• _EXERCISE REQUIREMENTS_
Go through the entries below and pick out every line with "chevron".

• _DATA ENTRIES_
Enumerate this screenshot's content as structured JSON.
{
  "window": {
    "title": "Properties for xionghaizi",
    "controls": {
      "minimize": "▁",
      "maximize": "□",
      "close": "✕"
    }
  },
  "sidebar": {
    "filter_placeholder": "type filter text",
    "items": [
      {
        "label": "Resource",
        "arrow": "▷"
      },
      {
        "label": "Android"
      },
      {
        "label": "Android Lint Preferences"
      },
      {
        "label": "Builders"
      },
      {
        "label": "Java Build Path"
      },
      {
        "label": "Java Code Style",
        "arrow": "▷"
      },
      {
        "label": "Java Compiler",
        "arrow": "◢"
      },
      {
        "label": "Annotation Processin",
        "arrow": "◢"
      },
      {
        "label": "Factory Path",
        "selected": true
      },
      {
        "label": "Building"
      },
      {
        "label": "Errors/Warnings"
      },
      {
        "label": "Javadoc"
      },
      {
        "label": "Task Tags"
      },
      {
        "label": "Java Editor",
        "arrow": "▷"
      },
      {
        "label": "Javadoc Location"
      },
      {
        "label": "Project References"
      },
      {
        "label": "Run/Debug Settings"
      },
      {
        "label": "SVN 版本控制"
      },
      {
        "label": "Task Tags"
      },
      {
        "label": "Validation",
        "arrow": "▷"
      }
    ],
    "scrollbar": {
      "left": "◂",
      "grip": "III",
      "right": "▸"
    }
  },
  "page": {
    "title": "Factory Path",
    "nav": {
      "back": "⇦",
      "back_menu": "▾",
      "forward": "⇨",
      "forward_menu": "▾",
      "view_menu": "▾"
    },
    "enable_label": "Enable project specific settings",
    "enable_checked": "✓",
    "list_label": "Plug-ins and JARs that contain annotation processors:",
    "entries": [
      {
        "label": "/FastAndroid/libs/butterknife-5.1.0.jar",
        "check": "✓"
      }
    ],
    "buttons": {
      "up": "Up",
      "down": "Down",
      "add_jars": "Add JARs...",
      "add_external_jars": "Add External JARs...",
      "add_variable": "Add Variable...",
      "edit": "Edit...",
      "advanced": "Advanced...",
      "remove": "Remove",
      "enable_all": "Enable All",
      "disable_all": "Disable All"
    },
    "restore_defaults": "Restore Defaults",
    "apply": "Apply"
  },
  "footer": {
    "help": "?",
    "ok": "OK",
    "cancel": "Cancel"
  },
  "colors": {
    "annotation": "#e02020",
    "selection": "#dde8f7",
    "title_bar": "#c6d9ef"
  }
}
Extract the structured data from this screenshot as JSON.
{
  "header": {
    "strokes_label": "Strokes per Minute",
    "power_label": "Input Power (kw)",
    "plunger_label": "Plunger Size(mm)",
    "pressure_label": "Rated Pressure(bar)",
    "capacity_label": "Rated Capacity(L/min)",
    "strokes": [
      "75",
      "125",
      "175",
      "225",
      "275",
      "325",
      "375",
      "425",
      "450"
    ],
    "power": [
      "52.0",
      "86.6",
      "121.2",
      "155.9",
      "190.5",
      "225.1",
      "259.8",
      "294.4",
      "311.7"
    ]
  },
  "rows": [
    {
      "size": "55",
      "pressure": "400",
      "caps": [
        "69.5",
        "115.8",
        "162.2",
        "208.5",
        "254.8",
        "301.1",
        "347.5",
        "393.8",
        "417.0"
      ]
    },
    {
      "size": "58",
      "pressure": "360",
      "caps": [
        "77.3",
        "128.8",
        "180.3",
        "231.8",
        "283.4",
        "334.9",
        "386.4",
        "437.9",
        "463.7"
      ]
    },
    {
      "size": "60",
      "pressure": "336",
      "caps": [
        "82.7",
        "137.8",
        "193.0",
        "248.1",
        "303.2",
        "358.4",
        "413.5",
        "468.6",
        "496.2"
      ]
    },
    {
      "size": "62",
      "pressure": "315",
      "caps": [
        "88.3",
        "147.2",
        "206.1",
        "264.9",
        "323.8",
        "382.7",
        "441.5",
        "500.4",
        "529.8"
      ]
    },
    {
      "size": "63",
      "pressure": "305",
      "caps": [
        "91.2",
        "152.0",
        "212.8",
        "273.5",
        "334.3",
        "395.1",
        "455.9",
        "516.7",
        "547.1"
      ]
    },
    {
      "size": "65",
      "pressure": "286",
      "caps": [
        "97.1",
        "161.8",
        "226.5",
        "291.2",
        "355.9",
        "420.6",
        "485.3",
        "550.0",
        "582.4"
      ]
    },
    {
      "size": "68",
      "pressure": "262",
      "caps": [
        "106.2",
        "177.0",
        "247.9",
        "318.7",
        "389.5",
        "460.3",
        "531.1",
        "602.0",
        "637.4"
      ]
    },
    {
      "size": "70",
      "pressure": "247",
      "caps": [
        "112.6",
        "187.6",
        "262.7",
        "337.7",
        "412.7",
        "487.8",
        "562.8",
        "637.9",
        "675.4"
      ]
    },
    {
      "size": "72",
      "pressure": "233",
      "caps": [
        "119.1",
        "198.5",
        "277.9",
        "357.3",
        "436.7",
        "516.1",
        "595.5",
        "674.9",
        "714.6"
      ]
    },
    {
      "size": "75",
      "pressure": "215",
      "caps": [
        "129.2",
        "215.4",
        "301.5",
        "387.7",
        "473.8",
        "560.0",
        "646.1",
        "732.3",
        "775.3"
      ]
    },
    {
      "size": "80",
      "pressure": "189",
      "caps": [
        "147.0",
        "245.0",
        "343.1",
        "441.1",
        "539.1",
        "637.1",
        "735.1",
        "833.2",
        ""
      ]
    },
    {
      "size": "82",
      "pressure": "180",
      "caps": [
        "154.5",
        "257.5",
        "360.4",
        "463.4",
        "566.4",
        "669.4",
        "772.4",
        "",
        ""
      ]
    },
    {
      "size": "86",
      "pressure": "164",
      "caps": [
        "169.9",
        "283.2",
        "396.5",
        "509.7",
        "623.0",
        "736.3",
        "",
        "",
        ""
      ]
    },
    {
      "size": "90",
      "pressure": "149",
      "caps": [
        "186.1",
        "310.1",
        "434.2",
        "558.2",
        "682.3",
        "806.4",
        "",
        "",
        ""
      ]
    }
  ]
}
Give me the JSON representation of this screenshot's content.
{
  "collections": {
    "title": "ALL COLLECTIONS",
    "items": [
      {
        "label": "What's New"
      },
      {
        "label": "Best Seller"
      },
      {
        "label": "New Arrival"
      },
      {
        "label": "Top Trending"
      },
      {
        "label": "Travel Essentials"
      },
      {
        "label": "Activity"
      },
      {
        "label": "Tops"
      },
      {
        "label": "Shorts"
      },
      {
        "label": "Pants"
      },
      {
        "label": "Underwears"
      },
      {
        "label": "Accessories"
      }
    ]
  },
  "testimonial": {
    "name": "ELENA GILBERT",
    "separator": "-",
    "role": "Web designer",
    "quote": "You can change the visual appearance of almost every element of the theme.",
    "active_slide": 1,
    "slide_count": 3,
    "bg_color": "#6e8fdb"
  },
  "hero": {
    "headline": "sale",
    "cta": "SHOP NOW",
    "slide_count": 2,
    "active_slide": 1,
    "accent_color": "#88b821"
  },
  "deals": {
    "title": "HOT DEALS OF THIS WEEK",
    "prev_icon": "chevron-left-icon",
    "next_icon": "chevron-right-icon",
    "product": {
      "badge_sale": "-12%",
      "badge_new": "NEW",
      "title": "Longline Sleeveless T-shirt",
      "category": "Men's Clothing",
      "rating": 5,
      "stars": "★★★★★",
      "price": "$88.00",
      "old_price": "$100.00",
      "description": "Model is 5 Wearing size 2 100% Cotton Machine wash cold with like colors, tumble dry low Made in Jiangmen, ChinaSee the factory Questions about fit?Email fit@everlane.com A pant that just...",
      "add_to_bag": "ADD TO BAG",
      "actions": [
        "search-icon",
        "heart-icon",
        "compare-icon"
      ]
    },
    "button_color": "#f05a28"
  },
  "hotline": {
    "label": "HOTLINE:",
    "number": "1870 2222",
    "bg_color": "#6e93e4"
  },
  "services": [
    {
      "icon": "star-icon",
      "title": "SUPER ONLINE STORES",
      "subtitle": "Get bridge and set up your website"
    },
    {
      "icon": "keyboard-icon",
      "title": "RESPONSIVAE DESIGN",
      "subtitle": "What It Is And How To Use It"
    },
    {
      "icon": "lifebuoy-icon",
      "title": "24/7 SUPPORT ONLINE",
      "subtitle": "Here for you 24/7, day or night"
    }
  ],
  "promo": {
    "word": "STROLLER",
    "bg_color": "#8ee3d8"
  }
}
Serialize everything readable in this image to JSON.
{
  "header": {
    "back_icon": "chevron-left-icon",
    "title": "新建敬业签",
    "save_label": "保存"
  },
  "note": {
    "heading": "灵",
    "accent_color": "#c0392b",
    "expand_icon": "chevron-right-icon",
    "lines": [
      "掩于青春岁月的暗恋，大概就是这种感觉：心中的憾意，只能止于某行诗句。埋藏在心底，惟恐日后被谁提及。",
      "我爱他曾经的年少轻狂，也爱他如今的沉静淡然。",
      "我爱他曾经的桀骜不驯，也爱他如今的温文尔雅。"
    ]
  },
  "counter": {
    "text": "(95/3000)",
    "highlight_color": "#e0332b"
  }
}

• _ANSWER_
    "prev_icon": "chevron-left-icon",
    "next_icon": "chevron-right-icon",
    "back_icon": "chevron-left-icon",
    "expand_icon": "chevron-right-icon",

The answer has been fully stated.